Set problem:
The records are to be restated in their entirety, word for word.
** START Dataset records **
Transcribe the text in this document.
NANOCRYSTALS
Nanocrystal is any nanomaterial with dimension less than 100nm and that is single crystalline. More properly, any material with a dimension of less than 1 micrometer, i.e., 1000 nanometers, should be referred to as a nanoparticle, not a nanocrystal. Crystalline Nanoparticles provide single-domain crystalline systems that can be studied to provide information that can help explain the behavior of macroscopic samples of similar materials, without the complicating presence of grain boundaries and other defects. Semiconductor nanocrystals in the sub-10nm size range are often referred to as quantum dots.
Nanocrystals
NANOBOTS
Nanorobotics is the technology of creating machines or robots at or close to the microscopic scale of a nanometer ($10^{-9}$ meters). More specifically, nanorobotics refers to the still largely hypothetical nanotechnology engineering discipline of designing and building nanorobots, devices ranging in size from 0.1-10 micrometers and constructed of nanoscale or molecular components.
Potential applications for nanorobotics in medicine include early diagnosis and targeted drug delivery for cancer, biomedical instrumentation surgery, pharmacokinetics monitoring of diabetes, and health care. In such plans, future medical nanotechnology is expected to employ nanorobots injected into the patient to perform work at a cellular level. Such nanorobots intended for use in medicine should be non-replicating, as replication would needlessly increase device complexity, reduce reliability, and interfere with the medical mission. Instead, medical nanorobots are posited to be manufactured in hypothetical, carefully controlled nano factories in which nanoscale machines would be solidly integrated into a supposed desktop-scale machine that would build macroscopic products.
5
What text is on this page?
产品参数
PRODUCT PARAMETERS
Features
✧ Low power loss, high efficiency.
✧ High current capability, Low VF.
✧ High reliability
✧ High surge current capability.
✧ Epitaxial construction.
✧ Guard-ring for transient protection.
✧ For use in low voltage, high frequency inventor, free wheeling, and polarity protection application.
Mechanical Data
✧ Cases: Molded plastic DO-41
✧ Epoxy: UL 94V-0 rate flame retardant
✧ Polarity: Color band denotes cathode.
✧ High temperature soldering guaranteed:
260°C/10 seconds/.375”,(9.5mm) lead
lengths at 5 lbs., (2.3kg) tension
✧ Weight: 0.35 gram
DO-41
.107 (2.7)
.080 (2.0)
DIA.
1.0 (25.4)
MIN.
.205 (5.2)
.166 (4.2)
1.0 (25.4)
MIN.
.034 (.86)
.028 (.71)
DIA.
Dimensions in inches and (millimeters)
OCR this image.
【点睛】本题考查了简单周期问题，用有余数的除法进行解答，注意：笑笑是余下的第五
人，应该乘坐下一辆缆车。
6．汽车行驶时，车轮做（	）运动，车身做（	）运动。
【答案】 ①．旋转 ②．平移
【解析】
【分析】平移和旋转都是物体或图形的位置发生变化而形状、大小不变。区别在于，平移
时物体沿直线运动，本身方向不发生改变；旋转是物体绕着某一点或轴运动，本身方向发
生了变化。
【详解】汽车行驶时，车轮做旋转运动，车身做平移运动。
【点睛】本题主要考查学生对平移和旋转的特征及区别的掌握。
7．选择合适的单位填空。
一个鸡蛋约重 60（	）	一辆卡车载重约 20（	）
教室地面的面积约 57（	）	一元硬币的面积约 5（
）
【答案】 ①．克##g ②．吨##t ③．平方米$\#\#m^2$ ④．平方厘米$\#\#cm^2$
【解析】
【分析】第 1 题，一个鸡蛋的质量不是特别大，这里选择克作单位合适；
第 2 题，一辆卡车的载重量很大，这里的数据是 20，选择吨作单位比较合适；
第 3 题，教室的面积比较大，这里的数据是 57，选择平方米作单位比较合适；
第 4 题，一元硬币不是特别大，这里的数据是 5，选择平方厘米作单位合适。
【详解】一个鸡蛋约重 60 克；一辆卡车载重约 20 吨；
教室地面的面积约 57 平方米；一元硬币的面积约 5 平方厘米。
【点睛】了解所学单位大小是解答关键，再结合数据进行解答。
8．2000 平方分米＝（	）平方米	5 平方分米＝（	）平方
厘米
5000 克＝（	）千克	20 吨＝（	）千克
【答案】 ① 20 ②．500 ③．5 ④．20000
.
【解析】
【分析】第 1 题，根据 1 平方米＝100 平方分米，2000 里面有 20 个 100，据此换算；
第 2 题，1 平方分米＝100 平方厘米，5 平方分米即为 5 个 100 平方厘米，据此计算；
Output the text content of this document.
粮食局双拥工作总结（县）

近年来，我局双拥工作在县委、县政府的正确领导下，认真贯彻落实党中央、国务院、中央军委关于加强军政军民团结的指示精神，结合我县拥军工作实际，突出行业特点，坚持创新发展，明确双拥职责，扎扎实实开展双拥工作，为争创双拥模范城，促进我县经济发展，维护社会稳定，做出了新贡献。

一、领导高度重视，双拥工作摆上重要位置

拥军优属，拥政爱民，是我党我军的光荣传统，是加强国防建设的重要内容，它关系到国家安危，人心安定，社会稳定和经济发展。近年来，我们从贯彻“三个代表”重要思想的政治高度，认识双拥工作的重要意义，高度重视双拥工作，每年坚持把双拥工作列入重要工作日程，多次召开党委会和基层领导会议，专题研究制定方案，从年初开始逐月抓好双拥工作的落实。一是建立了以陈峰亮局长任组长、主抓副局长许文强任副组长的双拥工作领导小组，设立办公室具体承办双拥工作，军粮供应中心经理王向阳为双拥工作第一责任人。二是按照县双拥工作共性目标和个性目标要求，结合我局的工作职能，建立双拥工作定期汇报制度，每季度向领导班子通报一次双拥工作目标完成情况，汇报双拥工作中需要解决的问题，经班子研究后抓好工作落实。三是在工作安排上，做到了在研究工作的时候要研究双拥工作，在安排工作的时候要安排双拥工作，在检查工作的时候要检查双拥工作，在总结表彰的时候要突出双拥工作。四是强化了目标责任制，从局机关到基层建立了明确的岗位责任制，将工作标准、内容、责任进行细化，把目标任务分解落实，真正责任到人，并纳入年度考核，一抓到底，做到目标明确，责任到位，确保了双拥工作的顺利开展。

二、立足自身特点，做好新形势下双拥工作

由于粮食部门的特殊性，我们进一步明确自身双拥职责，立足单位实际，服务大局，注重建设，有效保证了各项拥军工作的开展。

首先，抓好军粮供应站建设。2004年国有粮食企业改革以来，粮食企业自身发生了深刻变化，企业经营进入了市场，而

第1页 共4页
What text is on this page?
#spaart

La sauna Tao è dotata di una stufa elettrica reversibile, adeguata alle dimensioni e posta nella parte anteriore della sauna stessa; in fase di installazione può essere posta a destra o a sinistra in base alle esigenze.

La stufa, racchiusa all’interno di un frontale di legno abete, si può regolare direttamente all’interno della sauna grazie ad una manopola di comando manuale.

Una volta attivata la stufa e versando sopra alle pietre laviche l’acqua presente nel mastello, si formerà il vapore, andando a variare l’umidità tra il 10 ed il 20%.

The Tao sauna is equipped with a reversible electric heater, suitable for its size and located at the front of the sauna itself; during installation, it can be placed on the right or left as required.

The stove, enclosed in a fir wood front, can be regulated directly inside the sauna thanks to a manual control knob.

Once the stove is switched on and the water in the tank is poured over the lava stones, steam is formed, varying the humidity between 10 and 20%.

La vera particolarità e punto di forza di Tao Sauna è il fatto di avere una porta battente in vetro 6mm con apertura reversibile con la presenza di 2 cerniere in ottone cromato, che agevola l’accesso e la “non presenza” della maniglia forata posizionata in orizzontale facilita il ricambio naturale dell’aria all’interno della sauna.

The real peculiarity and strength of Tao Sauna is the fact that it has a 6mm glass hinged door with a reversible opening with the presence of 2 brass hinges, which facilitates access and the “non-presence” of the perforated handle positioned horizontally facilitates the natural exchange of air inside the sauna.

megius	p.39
** END Dataset records **
Solution for this problem:
Transcribe the text in this document.
NANOCRYSTALS
Nanocrystal is any nanomaterial with dimension less than 100nm and that is single crystalline. More properly, any material with a dimension of less than 1 micrometer, i.e., 1000 nanometers, should be referred to as a nanoparticle, not a nanocrystal. Crystalline Nanoparticles provide single-domain crystalline systems that can be studied to provide information that can help explain the behavior of macroscopic samples of similar materials, without the complicating presence of grain boundaries and other defects. Semiconductor nanocrystals in the sub-10nm size range are often referred to as quantum dots.
Nanocrystals
NANOBOTS
Nanorobotics is the technology of creating machines or robots at or close to the microscopic scale of a nanometer ($10^{-9}$ meters). More specifically, nanorobotics refers to the still largely hypothetical nanotechnology engineering discipline of designing and building nanorobots, devices ranging in size from 0.1-10 micrometers and constructed of nanoscale or molecular components.
Potential applications for nanorobotics in medicine include early diagnosis and targeted drug delivery for cancer, biomedical instrumentation surgery, pharmacokinetics monitoring of diabetes, and health care. In such plans, future medical nanotechnology is expected to employ nanorobots injected into the patient to perform work at a cellular level. Such nanorobots intended for use in medicine should be non-replicating, as replication would needlessly increase device complexity, reduce reliability, and interfere with the medical mission. Instead, medical nanorobots are posited to be manufactured in hypothetical, carefully controlled nano factories in which nanoscale machines would be solidly integrated into a supposed desktop-scale machine that would build macroscopic products.
5
What text is on this page?
产品参数
PRODUCT PARAMETERS
Features
✧ Low power loss, high efficiency.
✧ High current capability, Low VF.
✧ High reliability
✧ High surge current capability.
✧ Epitaxial construction.
✧ Guard-ring for transient protection.
✧ For use in low voltage, high frequency inventor, free wheeling, and polarity protection application.
Mechanical Data
✧ Cases: Molded plastic DO-41
✧ Epoxy: UL 94V-0 rate flame retardant
✧ Polarity: Color band denotes cathode.
✧ High temperature soldering guaranteed:
260°C/10 seconds/.375”,(9.5mm) lead
lengths at 5 lbs., (2.3kg) tension
✧ Weight: 0.35 gram
DO-41
.107 (2.7)
.080 (2.0)
DIA.
1.0 (25.4)
MIN.
.205 (5.2)
.166 (4.2)
1.0 (25.4)
MIN.
.034 (.86)
.028 (.71)
DIA.
Dimensions in inches and (millimeters)
OCR this image.
【点睛】本题考查了简单周期问题，用有余数的除法进行解答，注意：笑笑是余下的第五
人，应该乘坐下一辆缆车。
6．汽车行驶时，车轮做（	）运动，车身做（	）运动。
【答案】 ①．旋转 ②．平移
【解析】
【分析】平移和旋转都是物体或图形的位置发生变化而形状、大小不变。区别在于，平移
时物体沿直线运动，本身方向不发生改变；旋转是物体绕着某一点或轴运动，本身方向发
生了变化。
【详解】汽车行驶时，车轮做旋转运动，车身做平移运动。
【点睛】本题主要考查学生对平移和旋转的特征及区别的掌握。
7．选择合适的单位填空。
一个鸡蛋约重 60（	）	一辆卡车载重约 20（	）
教室地面的面积约 57（	）	一元硬币的面积约 5（
）
【答案】 ①．克##g ②．吨##t ③．平方米$\#\#m^2$ ④．平方厘米$\#\#cm^2$
【解析】
【分析】第 1 题，一个鸡蛋的质量不是特别大，这里选择克作单位合适；
第 2 题，一辆卡车的载重量很大，这里的数据是 20，选择吨作单位比较合适；
第 3 题，教室的面积比较大，这里的数据是 57，选择平方米作单位比较合适；
第 4 题，一元硬币不是特别大，这里的数据是 5，选择平方厘米作单位合适。
【详解】一个鸡蛋约重 60 克；一辆卡车载重约 20 吨；
教室地面的面积约 57 平方米；一元硬币的面积约 5 平方厘米。
【点睛】了解所学单位大小是解答关键，再结合数据进行解答。
8．2000 平方分米＝（	）平方米	5 平方分米＝（	）平方
厘米
5000 克＝（	）千克	20 吨＝（	）千克
【答案】 ① 20 ②．500 ③．5 ④．20000
.
【解析】
【分析】第 1 题，根据 1 平方米＝100 平方分米，2000 里面有 20 个 100，据此换算；
第 2 题，1 平方分米＝100 平方厘米，5 平方分米即为 5 个 100 平方厘米，据此计算；
Output the text content of this document.
粮食局双拥工作总结（县）

近年来，我局双拥工作在县委、县政府的正确领导下，认真贯彻落实党中央、国务院、中央军委关于加强军政军民团结的指示精神，结合我县拥军工作实际，突出行业特点，坚持创新发展，明确双拥职责，扎扎实实开展双拥工作，为争创双拥模范城，促进我县经济发展，维护社会稳定，做出了新贡献。

一、领导高度重视，双拥工作摆上重要位置

拥军优属，拥政爱民，是我党我军的光荣传统，是加强国防建设的重要内容，它关系到国家安危，人心安定，社会稳定和经济发展。近年来，我们从贯彻“三个代表”重要思想的政治高度，认识双拥工作的重要意义，高度重视双拥工作，每年坚持把双拥工作列入重要工作日程，多次召开党委会和基层领导会议，专题研究制定方案，从年初开始逐月抓好双拥工作的落实。一是建立了以陈峰亮局长任组长、主抓副局长许文强任副组长的双拥工作领导小组，设立办公室具体承办双拥工作，军粮供应中心经理王向阳为双拥工作第一责任人。二是按照县双拥工作共性目标和个性目标要求，结合我局的工作职能，建立双拥工作定期汇报制度，每季度向领导班子通报一次双拥工作目标完成情况，汇报双拥工作中需要解决的问题，经班子研究后抓好工作落实。三是在工作安排上，做到了在研究工作的时候要研究双拥工作，在安排工作的时候要安排双拥工作，在检查工作的时候要检查双拥工作，在总结表彰的时候要突出双拥工作。四是强化了目标责任制，从局机关到基层建立了明确的岗位责任制，将工作标准、内容、责任进行细化，把目标任务分解落实，真正责任到人，并纳入年度考核，一抓到底，做到目标明确，责任到位，确保了双拥工作的顺利开展。

二、立足自身特点，做好新形势下双拥工作

由于粮食部门的特殊性，我们进一步明确自身双拥职责，立足单位实际，服务大局，注重建设，有效保证了各项拥军工作的开展。

首先，抓好军粮供应站建设。2004年国有粮食企业改革以来，粮食企业自身发生了深刻变化，企业经营进入了市场，而

第1页 共4页
What text is on this page?
#spaart

La sauna Tao è dotata di una stufa elettrica reversibile, adeguata alle dimensioni e posta nella parte anteriore della sauna stessa; in fase di installazione può essere posta a destra o a sinistra in base alle esigenze.

La stufa, racchiusa all’interno di un frontale di legno abete, si può regolare direttamente all’interno della sauna grazie ad una manopola di comando manuale.

Una volta attivata la stufa e versando sopra alle pietre laviche l’acqua presente nel mastello, si formerà il vapore, andando a variare l’umidità tra il 10 ed il 20%.

The Tao sauna is equipped with a reversible electric heater, suitable for its size and located at the front of the sauna itself; during installation, it can be placed on the right or left as required.

The stove, enclosed in a fir wood front, can be regulated directly inside the sauna thanks to a manual control knob.

Once the stove is switched on and the water in the tank is poured over the lava stones, steam is formed, varying the humidity between 10 and 20%.

La vera particolarità e punto di forza di Tao Sauna è il fatto di avere una porta battente in vetro 6mm con apertura reversibile con la presenza di 2 cerniere in ottone cromato, che agevola l’accesso e la “non presenza” della maniglia forata posizionata in orizzontale facilita il ricambio naturale dell’aria all’interno della sauna.

The real peculiarity and strength of Tao Sauna is the fact that it has a 6mm glass hinged door with a reversible opening with the presence of 2 brass hinges, which facilitates access and the “non-presence” of the perforated handle positioned horizontally facilitates the natural exchange of air inside the sauna.

megius	p.39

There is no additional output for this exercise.